__Consignes__.
(1) Traduisez en anglais cette phrase de l'extrait sur la ville dans le film de gangster : « Les poursuites horizontales sont doublées d'un suspense vertical. »
(2) Poursuivez, s'il vous plaît, l'extrait sur la ville dans le film de gangster après sa dernière phrase.

---------- Extrait

Le film de gangster est urbain. Mais le criminel moderne voyage. De Kyoto à Mombasa, en passant par Paris, le rêve va pousser les personnages à s'enfoncer dans les rues de Los Angeles, dans les couloirs d'un hôtel prestigieux ou encore dans la ville rêvée des limbes qui juxtapose des ruines et des immeubles modernes à une vieille maison d'enfance. Le gangster est habile dans sa jungle urbaine, tantôt filmée par une caméra subjective, tantôt vue de haut pour en accentuer le caractère labyrinthique. Le cadre citadin est fidèlement respecté, comme l'avait déjà fait Ridley Scott dans
Blade Runner. Mais la ville n'est pas statique et le genre prise le mouvement pour le mouvement : poursuites à pieds dans une Mombasa qui semble se rétrécir à en coincer Cobb entre ses murs, fusillades épiques dans un entrepôt de Los Angeles, multiples poursuites en voiture ou motoneige, cavalcades et bagarres dans d'étroits couloirs d'hôtel viennent redoubler le suspense des différents niveaux de rêves qui s'ajoutent et se redoublent : la chute de la voiture du premier niveau de rêve, l'impossible chute de l'ascenseur du deuxième niveau, la mort de la cible du cambriolage dans le troisième, l'avenir de Cobb dans les limbes, après la chute d'Ariane et de Fisher. Les poursuites horizontales sont doublées d'un suspense vertical.
Car le film de gangster est avant tout l'histoire d'une ascension contrariée ; celle d'une chute, donc. La ville n'est pas que le labyrinthe d'Ariane vu de haut. Elle n'est pas que l'horizontalité des courses poursuites. Elle mime avant toute chose le destin du héros. Ou du moins, ses aspirations. Cobb et son équipe s'enfoncent au son de l'entêtante bande originale d'Hans Zimmer. Le crime a lieu dans les airs, à bord d'un avion qui relie Los Angeles à Sydney - crime qui fut d'ailleurs échafaudé à bord de l'hélicoptère de Saito. Puis tout s'effondre.
L'équipe tombe à travers quatre niveaux de rêves. Et pour revenir, elle doit paradoxalement tomber dans un fleuve, faire une chute en ascenseur, tomber d'une falaise pour éviter une avalanche, et enfin, se jeter d’un immeuble. A chacun sa chute. Tout se finit pour Cobb au niveau zéro, celui de la mer. De là, toute l'ascension est à refaire s'il veut réussir le crime parfait : faire chuter tout un monopole économique.

--------------------
---------- Lignes

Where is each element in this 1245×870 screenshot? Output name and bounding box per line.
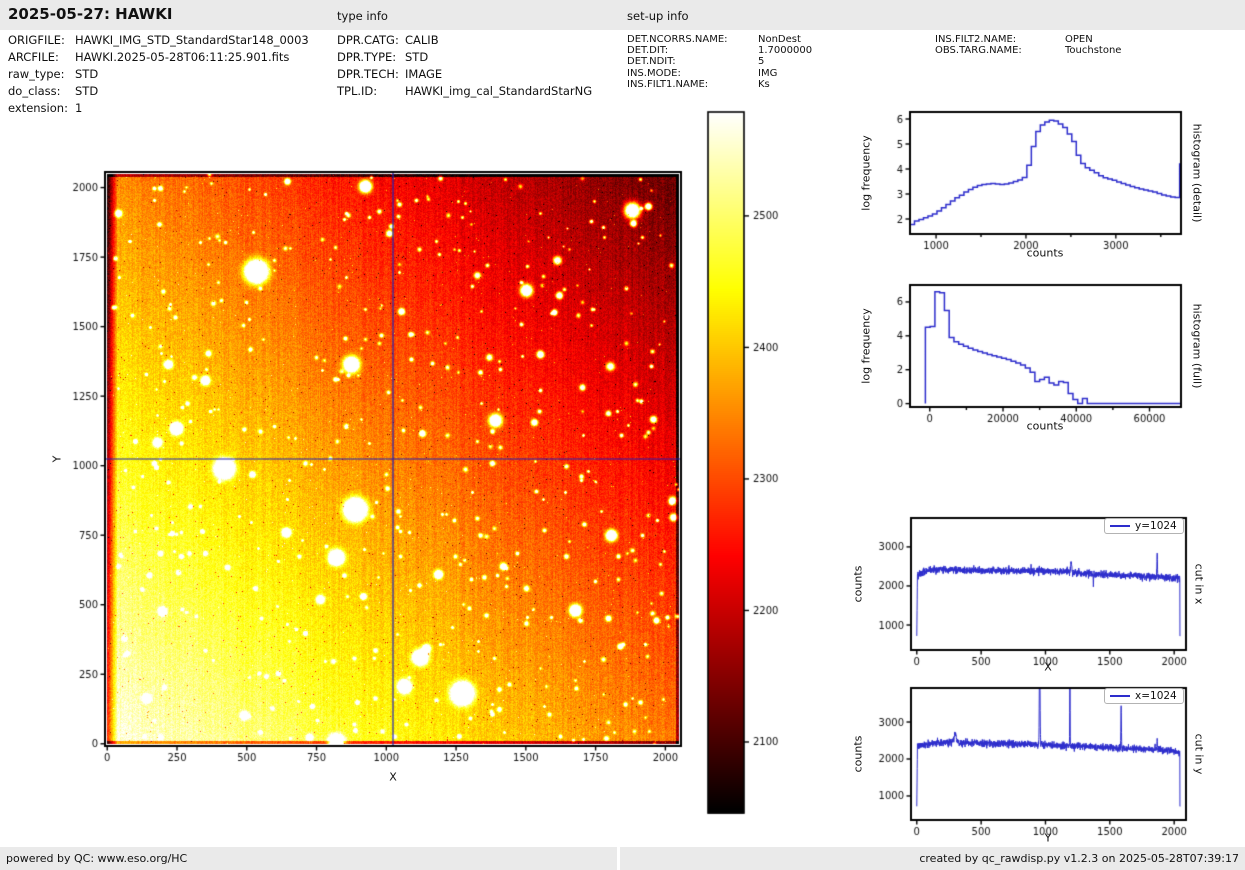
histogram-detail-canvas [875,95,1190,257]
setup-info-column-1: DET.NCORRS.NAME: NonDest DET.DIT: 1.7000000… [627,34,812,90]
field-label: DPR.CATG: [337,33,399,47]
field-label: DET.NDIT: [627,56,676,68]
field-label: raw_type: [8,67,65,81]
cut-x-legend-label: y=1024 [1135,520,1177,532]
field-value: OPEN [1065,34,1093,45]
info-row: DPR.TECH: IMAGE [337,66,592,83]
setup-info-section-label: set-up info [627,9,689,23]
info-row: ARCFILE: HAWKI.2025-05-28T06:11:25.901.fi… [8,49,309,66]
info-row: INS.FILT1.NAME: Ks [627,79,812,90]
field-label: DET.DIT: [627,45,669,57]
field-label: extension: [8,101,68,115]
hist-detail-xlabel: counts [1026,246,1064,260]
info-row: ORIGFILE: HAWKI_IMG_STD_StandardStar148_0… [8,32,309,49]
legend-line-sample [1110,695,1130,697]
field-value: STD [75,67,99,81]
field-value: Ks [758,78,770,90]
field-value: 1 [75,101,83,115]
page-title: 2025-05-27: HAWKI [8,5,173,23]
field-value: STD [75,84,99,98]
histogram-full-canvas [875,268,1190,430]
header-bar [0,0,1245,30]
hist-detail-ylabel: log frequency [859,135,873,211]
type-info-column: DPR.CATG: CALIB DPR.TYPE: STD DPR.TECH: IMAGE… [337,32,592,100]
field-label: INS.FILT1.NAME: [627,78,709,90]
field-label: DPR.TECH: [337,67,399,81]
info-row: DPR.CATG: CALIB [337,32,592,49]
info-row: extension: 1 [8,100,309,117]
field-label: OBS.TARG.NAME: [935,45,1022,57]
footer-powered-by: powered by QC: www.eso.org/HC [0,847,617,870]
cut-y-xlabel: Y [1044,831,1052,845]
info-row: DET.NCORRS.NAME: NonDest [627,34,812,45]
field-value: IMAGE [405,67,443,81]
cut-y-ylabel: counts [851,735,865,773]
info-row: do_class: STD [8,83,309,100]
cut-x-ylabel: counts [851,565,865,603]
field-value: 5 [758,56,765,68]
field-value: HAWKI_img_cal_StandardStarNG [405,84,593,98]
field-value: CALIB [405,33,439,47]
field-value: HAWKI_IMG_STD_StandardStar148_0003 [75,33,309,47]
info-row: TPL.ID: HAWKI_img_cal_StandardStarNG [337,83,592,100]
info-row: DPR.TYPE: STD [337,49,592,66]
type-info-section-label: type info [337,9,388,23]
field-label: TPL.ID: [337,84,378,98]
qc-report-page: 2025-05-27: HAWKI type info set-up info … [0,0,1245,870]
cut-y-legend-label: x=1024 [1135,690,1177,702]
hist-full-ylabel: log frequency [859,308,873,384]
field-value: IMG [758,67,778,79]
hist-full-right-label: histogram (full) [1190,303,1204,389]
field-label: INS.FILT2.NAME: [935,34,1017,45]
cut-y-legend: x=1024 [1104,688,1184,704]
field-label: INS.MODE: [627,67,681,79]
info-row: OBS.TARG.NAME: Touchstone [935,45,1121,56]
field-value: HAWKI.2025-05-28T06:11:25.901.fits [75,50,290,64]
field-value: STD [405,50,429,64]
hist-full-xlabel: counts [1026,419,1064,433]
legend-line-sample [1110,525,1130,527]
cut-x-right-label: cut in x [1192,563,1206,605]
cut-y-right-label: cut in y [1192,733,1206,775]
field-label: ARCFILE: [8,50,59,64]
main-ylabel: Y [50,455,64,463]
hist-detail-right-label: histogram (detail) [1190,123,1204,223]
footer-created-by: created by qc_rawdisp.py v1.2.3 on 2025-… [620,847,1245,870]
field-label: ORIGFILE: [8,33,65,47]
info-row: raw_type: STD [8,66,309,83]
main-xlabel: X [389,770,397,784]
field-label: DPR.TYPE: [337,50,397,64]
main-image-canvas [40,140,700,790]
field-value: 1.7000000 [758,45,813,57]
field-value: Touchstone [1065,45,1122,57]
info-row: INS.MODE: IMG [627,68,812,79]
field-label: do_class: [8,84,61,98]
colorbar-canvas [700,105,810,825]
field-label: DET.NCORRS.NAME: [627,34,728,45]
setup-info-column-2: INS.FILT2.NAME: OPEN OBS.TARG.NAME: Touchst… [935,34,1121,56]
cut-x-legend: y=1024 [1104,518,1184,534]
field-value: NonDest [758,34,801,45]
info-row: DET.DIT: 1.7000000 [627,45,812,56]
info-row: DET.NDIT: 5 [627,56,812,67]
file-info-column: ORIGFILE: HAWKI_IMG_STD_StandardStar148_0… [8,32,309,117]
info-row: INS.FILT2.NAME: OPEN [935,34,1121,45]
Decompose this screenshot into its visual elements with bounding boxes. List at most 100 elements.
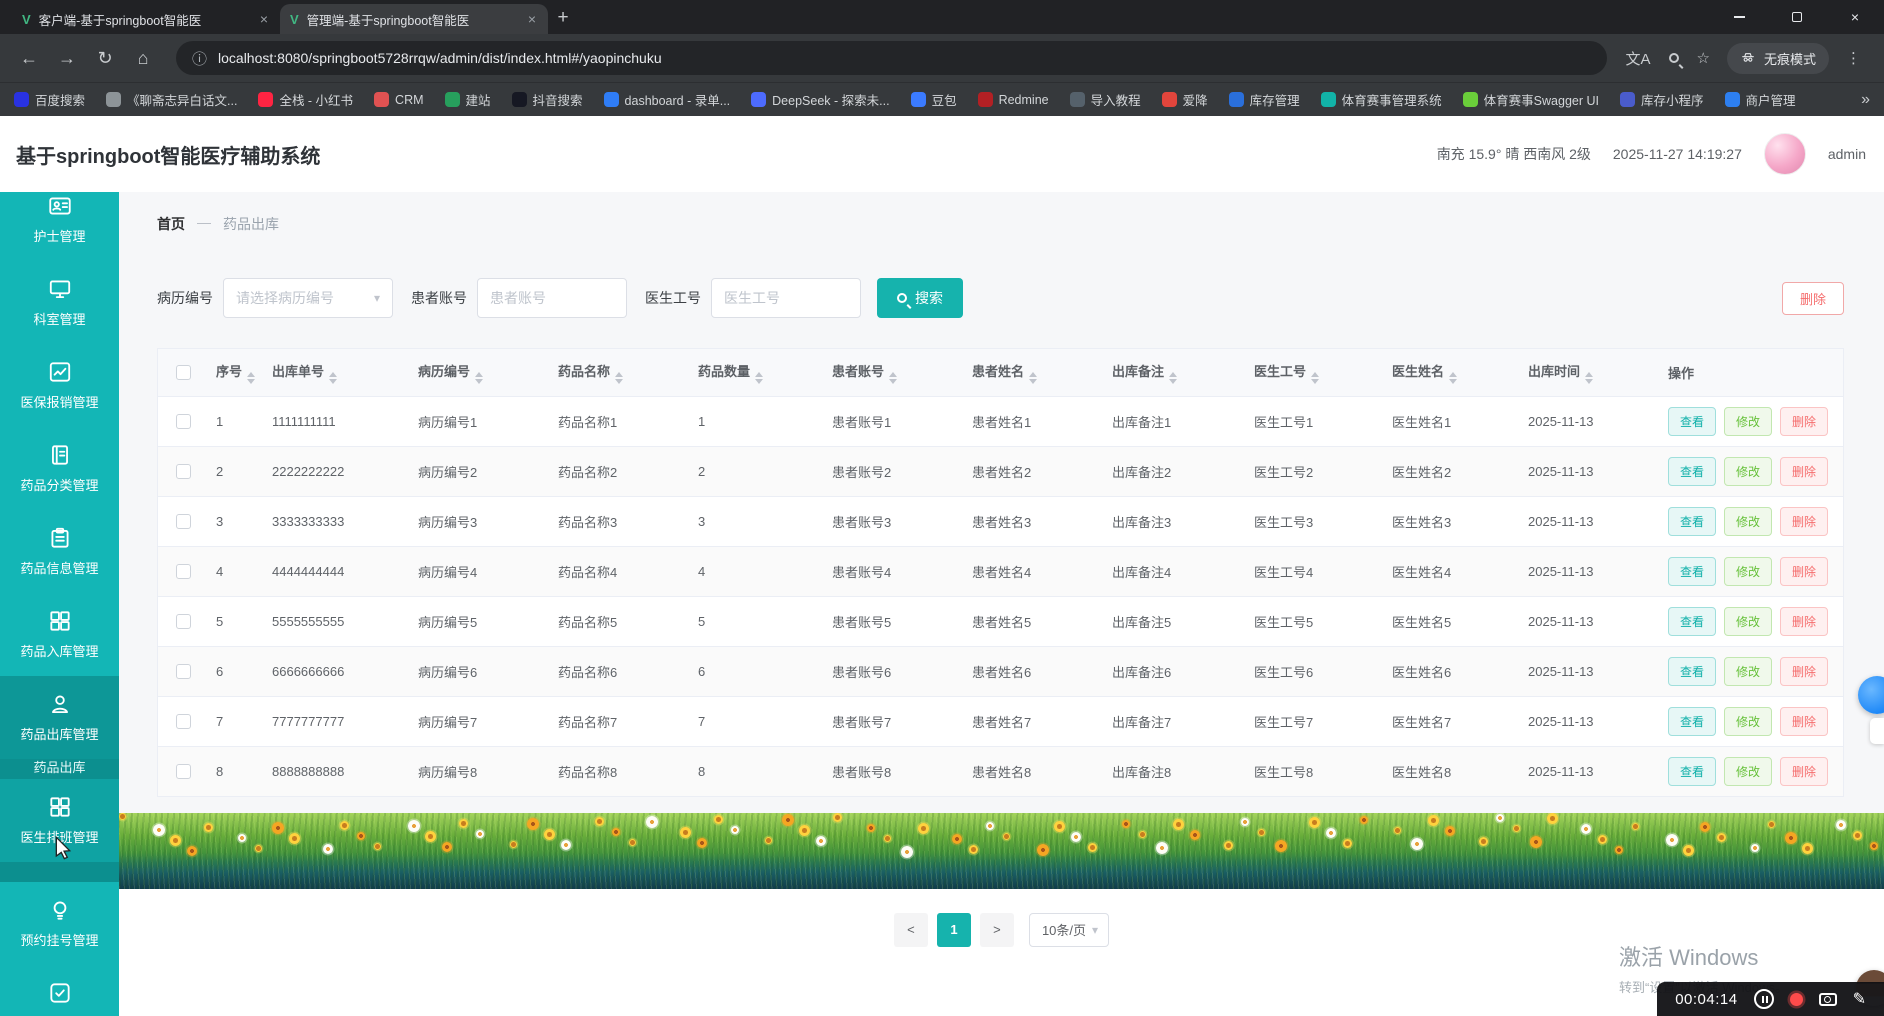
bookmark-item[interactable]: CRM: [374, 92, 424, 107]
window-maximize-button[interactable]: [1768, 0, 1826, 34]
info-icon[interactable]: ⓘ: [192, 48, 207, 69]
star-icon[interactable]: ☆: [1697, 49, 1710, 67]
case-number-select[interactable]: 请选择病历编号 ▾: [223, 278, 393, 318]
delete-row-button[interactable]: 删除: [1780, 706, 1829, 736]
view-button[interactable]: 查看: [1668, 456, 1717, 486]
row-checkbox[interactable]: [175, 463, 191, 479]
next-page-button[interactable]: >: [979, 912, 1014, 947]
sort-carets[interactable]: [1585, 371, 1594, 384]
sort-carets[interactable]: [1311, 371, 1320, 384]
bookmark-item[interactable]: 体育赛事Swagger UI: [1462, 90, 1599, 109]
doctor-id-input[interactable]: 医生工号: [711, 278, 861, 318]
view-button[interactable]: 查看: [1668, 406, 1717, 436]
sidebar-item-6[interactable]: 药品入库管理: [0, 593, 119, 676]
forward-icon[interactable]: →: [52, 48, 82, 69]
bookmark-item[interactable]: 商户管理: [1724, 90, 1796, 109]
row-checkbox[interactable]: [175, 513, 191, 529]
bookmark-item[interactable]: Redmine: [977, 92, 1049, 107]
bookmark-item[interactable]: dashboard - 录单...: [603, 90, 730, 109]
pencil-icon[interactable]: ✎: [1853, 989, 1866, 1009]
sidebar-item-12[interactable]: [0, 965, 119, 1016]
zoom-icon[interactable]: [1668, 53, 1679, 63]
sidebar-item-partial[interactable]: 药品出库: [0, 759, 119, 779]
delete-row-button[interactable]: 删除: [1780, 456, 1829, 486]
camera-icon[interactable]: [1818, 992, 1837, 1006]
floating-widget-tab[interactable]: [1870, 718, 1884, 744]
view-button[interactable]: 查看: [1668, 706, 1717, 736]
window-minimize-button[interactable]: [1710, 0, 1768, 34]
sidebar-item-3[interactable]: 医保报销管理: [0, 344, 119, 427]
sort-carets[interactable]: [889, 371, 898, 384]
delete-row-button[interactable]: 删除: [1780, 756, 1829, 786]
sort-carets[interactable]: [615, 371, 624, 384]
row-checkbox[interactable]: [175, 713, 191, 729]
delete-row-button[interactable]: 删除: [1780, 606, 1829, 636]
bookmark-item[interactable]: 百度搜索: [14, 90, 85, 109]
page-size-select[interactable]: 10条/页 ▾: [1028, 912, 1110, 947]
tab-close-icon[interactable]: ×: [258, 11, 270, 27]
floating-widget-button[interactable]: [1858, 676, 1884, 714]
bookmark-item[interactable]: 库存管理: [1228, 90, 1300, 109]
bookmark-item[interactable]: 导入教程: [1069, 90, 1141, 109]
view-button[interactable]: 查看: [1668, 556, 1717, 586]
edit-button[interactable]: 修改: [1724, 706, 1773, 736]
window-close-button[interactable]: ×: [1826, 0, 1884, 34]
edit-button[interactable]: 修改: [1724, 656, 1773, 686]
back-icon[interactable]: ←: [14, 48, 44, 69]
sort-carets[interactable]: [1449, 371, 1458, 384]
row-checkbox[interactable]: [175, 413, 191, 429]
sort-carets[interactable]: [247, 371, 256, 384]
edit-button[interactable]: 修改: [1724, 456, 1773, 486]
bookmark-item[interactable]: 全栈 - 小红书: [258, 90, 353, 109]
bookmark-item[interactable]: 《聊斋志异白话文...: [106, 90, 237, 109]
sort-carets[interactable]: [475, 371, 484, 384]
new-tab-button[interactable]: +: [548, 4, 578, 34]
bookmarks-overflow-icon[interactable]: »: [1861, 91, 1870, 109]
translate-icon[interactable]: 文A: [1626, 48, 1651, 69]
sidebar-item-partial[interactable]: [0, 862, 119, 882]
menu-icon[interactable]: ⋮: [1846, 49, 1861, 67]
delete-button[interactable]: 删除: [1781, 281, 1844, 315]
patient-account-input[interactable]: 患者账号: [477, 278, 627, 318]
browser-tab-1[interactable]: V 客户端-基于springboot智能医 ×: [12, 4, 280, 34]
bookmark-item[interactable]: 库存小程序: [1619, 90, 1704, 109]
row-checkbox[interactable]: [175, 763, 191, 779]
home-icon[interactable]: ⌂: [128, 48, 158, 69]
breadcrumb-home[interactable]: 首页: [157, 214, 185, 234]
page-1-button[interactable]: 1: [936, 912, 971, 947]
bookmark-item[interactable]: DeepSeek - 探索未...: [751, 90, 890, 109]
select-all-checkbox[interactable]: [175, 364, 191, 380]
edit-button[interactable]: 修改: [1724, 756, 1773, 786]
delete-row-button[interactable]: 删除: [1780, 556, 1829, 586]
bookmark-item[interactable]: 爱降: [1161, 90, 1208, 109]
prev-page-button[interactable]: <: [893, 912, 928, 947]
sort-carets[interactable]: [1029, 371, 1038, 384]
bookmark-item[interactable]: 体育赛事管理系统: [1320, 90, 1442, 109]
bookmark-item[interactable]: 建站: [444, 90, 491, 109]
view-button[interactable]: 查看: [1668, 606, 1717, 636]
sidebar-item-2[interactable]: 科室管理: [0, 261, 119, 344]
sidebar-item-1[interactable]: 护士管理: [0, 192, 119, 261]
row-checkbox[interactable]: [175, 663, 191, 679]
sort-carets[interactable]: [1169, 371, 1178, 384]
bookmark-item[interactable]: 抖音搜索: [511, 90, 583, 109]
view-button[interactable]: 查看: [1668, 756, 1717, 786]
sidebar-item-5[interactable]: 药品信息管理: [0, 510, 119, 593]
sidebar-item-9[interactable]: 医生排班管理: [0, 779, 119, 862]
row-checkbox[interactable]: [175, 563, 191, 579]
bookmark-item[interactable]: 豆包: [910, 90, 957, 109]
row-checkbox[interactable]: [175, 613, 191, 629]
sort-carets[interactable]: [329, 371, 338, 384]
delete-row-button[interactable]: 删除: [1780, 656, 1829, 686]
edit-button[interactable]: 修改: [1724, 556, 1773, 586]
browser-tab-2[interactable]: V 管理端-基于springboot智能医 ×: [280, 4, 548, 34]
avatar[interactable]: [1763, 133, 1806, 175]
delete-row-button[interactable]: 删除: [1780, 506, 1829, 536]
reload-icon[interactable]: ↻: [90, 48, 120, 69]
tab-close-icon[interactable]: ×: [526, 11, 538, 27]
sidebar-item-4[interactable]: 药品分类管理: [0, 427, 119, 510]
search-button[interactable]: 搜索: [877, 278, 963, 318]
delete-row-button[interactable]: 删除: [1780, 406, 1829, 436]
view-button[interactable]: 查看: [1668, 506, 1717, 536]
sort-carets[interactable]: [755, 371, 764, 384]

--------------------

__Réponses dans l'ordre__.
(1) The horizontal chases are coupled with a vertical suspense.

(2)
Léo et les rêves
La verticalité de ce monde est difficile à contrarier. Cobb n'a su empêcher la chute mortelle de sa femme. Ariane s'amuse à replier Paris, ce qui cause sa mort, le temps d'un cauchemar. L'ascenseur qui doit permettre le réveil au deuxième niveau du rêve perd toute gravité. Quant à remonter des limbes, nul ne sait comment Cobb a pu y parvenir. C'est donc avec toute l'architecture du genre que s'amuse le réalisateur. Il en contrarie la pesanteur aussi facilement qu'Arthur crée un escalier infini. Le seul marqueur de réalité qu'il laisse aux spectateurs comme à ses personnages est l'eau. Elle marque le niveau zéro de la mer des limbes ou de la rivière du premier niveau, constitue la surface des verres remplis qui se met à trembler ou à pencher à la moindre menace d'un quelconque inconscient - ou qui permet de droguer la future victime -, ou cette eau tombe encore en pluie battante ou se cristallise en neige aux niveaux inférieurs. Les rêves sont fluides, l'eau leur offre une solution de continuité tout autant qu'elle sert à réveiller les dormeurs. Mais le verre du fantôme de Mal reste vide et n'a plus qu'à se casser, sonnant l'anormalité.
Inception est un récit contemporain qui met en scène la quête d'une origine dans un pays de simulacres, la quête de la réalité au pays des rêves. Quelle est la vraie réalité ? Cobb est-il bien réveillé ou toujours plongé dans les méandres de sa vie rêvée ? Sa toupie va-t-elle tomber dans le dernier plan ? Comme le dé d'Arthur, les totems sont pipés. Au plus profond de ce qui semble être la plus probable réalité, dans une cave de Mombasa où le chimiste fait montre de son art, Cobb a beau tenter de se réveiller d'un rêve collectif particulièrement puissant en s'aspergeant le visage, il est interrompu
au moment de lancer sa toupie - toupie qui, par ailleurs, n'est pas la sienne mais celle de Mal. Il a enfreint la toute première règle en adoptant le totem d'un autre et a ensuite échoué à en faire le test à un moment crucial. La toupie va-t-elle tomber ? Cobb va-t-il réussir à unir à nouveau sa famille dans la réalité ?
Inception est un film de gangsters, et par définition, son héros qui prise le maintien désespéré des idéaux passés incarne l'échec du rêve américain et tombe toujours à la fin. C'est un marginal condamné avant même d'avoir commencé.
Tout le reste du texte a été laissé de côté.